## Exercise brief
Return all the data below as it stands, minus the pictures.

[BEGIN Records supplied]

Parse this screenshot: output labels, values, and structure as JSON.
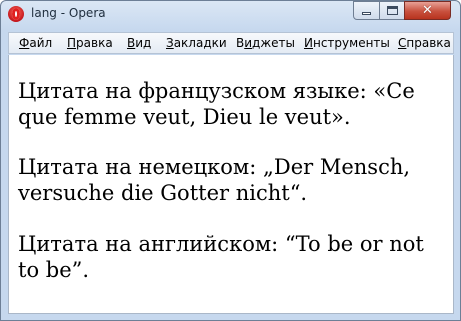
{
  "window": {
    "title": "lang - Opera",
    "close_glyph": "✕"
  },
  "menu": [
    {
      "label": "Файл",
      "access_key_index": 0
    },
    {
      "label": "Правка",
      "access_key_index": 0
    },
    {
      "label": "Вид",
      "access_key_index": 0
    },
    {
      "label": "Закладки",
      "access_key_index": 0
    },
    {
      "label": "Виджеты",
      "access_key_index": 1
    },
    {
      "label": "Инструменты",
      "access_key_index": 0
    },
    {
      "label": "Справка",
      "access_key_index": 0
    }
  ],
  "content": {
    "paragraphs": [
      "Цитата на французском языке: «Ce que femme veut, Dieu le veut».",
      "Цитата на немецком: „Der Mensch, versuche die Gotter nicht“.",
      "Цитата на английском: “To be or not to be”."
    ]
  }
}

[END Records supplied]

## Exercise solution
Parse this screenshot: output labels, values, and structure as JSON.
{
  "window": {
    "title": "lang - Opera",
    "close_glyph": "✕"
  },
  "menu": [
    {
      "label": "Файл",
      "access_key_index": 0
    },
    {
      "label": "Правка",
      "access_key_index": 0
    },
    {
      "label": "Вид",
      "access_key_index": 0
    },
    {
      "label": "Закладки",
      "access_key_index": 0
    },
    {
      "label": "Виджеты",
      "access_key_index": 1
    },
    {
      "label": "Инструменты",
      "access_key_index": 0
    },
    {
      "label": "Справка",
      "access_key_index": 0
    }
  ],
  "content": {
    "paragraphs": [
      "Цитата на французском языке: «Ce que femme veut, Dieu le veut».",
      "Цитата на немецком: „Der Mensch, versuche die Gotter nicht“.",
      "Цитата на английском: “To be or not to be”."
    ]
  }
}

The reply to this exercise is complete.